■ Task instructions ■
[A] Edit the Carctol article by rewriting it from "Ineffective herbal cancer" to "people with cancer.", with "chemotherapy" swapped for "radiotherapy".
[B] Answer these questions about the Carctol article:
(i) How many Indian herbs are mixed to make Carctol?
(ii) Who first promoted Carctol, and in what year?
(iii) Which traditional medicine do Carctol's marketing claims say it is based on?
[C] Summarize the Carctol article in two sentences.

■ Excerpt provided ■
= Carctol =

Ineffective herbal cancer treatment

Carctol is an ineffective cancer treatment made by mixing eight Indian herbs. First promoted in 1968 by Nandlal Tiwari, it gained widespread popularity in United Kingdom.

Carctol has been aggressively marketed as being able to treat cancer and reduce the side-effects of chemotherapy. However, there is no medical evidence that it has any benefits whatsoever for people with cancer.

==Background==

Carctol is a herbal dietary supplement marketed with claims it is based on traditional ayurvedic medicine. It is made from Hemidesmus indicus, Tribulus terrestris, Piper cubeba, Ammani vesicatoria, Lepidium sativum, Blepharis edulis, Smilax china, and Rheum australe (syn. R. emodi).

It was In 2009, Edzard Ernst wrote that it was still promoted in the United Kingdom; public relations companies hired by its sellers had garnered it wide coverage on the web and, according to the British Medical Journal, in the media generally.

■ Provided records ■
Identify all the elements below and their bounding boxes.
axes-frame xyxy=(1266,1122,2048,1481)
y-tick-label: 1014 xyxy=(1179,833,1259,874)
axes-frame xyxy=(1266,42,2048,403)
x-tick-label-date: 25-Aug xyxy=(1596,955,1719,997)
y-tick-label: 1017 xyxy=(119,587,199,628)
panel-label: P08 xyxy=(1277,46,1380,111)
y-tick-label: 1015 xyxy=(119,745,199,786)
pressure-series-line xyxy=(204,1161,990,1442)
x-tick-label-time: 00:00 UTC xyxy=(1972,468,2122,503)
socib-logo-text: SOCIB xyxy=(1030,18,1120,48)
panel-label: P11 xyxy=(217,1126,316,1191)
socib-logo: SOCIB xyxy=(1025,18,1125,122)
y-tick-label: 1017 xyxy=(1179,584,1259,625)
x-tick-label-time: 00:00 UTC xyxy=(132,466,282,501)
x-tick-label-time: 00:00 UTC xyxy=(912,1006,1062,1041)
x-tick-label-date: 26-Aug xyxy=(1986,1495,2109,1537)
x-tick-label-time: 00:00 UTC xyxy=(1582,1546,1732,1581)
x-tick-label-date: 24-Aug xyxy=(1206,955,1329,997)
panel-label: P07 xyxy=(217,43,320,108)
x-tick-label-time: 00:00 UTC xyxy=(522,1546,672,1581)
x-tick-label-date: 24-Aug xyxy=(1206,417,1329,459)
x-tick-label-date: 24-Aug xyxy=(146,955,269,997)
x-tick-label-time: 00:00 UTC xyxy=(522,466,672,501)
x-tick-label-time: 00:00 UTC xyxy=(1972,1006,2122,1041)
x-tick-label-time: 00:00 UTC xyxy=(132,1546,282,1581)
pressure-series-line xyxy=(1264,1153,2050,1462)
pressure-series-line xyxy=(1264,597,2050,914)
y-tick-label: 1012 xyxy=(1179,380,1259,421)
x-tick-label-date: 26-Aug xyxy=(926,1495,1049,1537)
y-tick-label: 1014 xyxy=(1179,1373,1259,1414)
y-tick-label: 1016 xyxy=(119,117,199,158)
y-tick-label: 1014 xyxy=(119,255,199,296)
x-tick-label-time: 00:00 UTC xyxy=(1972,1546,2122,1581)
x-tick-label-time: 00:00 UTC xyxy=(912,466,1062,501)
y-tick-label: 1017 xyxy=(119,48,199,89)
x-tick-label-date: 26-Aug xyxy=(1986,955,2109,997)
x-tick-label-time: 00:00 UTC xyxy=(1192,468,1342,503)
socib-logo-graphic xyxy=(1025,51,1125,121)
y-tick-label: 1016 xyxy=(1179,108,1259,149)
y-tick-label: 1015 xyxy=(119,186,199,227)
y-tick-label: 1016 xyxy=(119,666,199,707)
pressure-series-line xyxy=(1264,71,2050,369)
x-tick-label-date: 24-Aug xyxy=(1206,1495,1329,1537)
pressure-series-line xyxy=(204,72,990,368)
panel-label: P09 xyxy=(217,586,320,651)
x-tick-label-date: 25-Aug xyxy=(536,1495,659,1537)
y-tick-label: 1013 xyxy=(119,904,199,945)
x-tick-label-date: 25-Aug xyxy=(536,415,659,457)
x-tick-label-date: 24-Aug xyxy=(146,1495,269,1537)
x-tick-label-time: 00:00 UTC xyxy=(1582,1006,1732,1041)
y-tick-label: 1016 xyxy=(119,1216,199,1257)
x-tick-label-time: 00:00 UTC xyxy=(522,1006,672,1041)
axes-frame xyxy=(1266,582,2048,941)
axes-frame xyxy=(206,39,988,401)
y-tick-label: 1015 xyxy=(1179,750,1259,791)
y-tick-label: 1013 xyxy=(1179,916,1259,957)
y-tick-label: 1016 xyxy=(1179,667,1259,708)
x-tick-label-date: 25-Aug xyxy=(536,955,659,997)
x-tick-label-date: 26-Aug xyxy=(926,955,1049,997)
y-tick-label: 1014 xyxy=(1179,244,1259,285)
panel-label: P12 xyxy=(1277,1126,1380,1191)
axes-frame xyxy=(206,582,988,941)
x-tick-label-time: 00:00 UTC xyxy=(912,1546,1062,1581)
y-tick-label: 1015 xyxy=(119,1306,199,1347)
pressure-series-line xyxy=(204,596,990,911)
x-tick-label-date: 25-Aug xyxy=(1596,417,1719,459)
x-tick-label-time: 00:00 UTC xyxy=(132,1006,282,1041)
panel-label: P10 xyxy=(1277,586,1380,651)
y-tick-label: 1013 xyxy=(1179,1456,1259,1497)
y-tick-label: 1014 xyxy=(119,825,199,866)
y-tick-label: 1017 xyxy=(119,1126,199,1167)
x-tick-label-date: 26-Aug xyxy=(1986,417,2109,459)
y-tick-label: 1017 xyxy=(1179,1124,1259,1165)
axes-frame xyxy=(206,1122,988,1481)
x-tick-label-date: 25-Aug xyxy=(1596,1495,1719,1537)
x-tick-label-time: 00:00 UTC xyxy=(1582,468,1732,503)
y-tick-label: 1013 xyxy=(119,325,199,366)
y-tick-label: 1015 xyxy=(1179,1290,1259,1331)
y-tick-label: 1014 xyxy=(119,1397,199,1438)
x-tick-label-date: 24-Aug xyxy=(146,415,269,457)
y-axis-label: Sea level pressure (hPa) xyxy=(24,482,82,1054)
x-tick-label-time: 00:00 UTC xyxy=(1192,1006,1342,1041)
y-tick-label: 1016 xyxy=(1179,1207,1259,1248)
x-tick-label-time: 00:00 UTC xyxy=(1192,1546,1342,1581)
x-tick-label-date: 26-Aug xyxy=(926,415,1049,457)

■ Solutions per task ■
[A]
Ineffective herbal cancer treatment

Carctol is an ineffective cancer treatment made by mixing eight Indian herbs. First promoted in 1968 by Nandlal Tiwari, it gained widespread popularity in United Kingdom.

Carctol has been aggressively marketed as being able to treat cancer and reduce the side-effects of radiotherapy. However, there is no medical evidence that it has any benefits whatsoever for people with cancer.

[B]
(i) Eight.
(ii) Nandlal Tiwari, in 1968.
(iii) Traditional ayurvedic medicine.

[C] Carctol is a herbal dietary supplement made from eight Indian herbs, first promoted in 1968 by Nandlal Tiwari and widely popular in the United Kingdom. It has been aggressively marketed as able to treat cancer and reduce chemotherapy side effects, but there is no medical evidence that it benefits people with cancer.